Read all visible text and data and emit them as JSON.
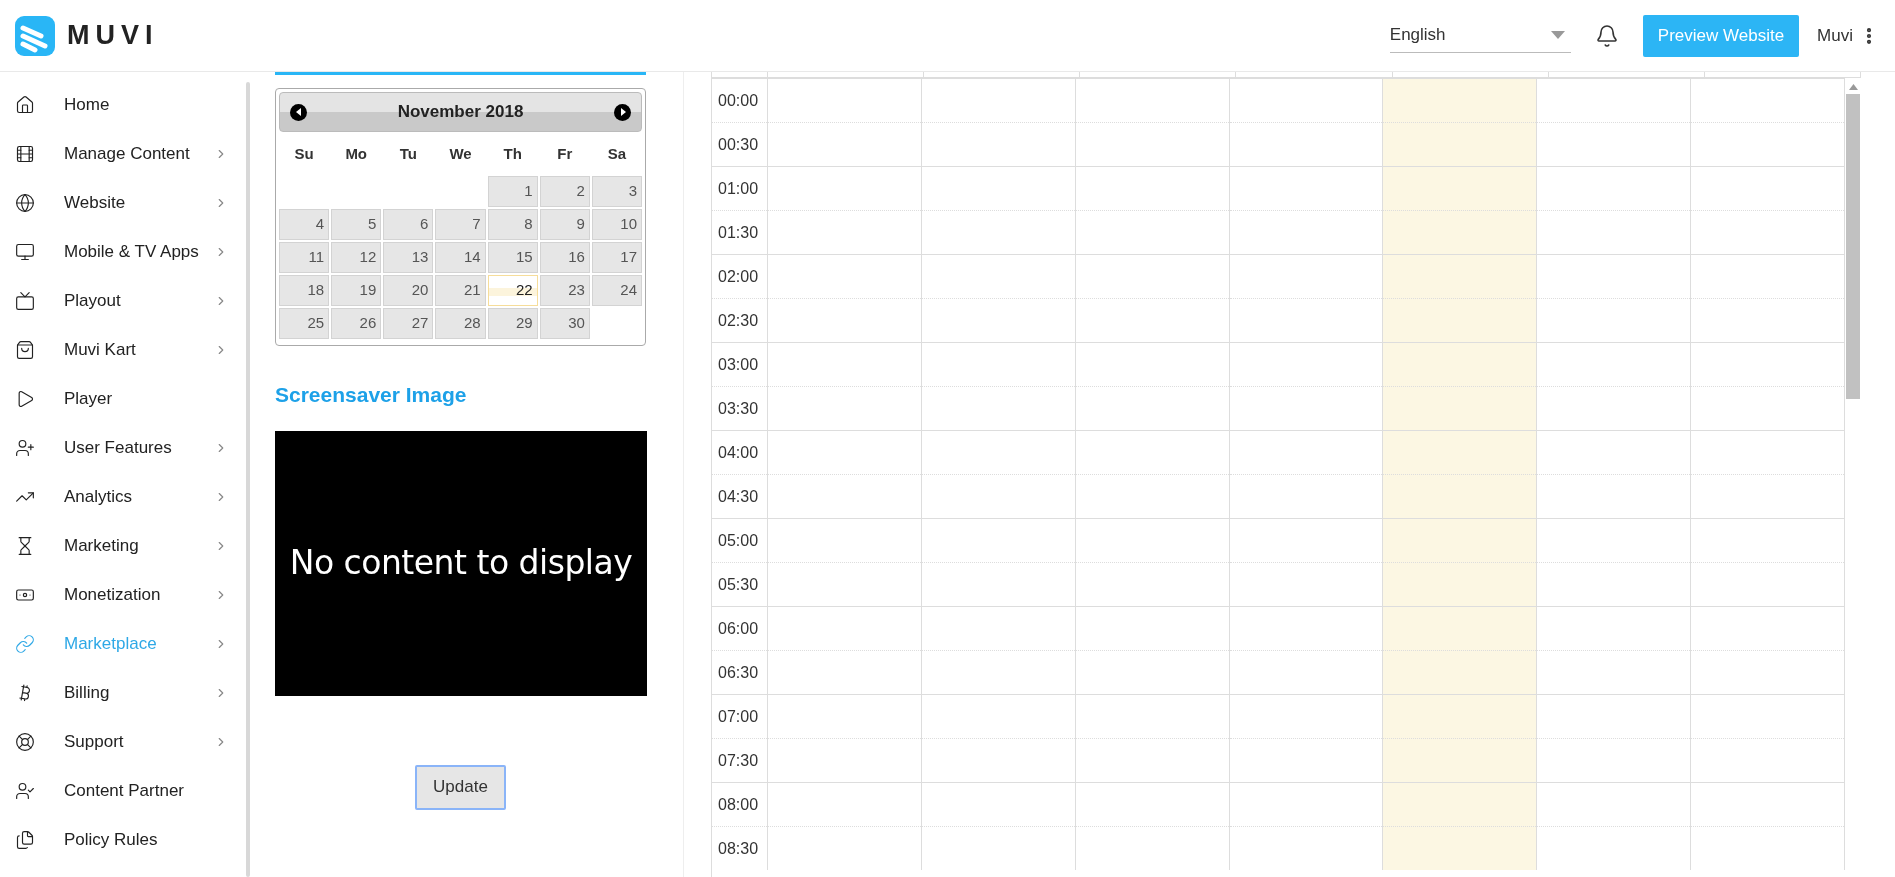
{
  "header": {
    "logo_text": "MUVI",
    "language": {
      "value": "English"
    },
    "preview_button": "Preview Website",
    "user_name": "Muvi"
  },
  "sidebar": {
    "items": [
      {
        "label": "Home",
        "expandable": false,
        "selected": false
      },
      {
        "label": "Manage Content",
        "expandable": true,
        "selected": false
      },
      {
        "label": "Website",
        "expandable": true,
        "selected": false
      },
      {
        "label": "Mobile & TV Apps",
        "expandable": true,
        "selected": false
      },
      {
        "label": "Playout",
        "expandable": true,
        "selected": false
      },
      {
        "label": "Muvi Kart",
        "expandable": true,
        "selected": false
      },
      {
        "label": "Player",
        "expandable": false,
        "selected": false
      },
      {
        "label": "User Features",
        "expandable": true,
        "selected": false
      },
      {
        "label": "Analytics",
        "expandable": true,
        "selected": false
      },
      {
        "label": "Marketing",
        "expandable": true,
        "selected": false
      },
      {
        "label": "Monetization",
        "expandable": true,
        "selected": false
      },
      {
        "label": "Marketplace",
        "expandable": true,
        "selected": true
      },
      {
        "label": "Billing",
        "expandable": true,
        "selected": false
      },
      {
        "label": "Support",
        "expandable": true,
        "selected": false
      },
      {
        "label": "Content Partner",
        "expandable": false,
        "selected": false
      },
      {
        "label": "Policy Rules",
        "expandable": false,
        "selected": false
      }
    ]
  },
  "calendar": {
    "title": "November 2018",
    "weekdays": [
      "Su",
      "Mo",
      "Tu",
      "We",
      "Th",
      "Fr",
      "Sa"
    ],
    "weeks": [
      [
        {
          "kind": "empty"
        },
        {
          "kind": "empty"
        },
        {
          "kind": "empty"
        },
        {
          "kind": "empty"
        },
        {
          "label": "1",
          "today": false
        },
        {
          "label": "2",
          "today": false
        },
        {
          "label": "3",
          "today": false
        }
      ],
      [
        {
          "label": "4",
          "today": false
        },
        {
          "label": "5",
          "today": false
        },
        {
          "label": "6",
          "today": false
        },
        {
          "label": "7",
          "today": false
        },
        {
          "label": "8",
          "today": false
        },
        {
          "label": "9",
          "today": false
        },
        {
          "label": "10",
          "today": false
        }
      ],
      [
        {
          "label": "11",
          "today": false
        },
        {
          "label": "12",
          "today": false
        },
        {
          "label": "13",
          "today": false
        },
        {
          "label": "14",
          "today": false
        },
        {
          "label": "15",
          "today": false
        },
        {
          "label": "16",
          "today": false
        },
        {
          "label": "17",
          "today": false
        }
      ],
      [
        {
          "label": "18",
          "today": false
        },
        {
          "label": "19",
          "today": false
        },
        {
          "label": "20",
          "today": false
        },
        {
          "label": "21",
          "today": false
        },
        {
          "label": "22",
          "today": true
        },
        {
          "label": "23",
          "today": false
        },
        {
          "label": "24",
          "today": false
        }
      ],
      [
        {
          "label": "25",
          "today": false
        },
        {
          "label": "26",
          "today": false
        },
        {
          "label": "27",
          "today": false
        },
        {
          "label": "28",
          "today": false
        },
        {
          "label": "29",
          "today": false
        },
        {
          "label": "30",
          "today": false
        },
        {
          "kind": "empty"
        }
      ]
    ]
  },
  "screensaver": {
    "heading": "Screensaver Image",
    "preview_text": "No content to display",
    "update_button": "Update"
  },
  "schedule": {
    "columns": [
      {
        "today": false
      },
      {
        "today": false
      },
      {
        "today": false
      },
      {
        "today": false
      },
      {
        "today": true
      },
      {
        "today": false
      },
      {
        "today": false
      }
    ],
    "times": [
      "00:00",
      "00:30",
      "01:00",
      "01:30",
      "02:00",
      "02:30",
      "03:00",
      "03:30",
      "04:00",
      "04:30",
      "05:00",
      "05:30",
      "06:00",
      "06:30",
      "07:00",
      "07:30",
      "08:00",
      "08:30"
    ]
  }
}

═══

▸ **INSTRUCTIONS TO FOLLOW**
Go through the records. Copy each line where "Website" appears.

▸ **SOLVED EXERCISE**
    "preview_button": "Preview Website",
        "label": "Website",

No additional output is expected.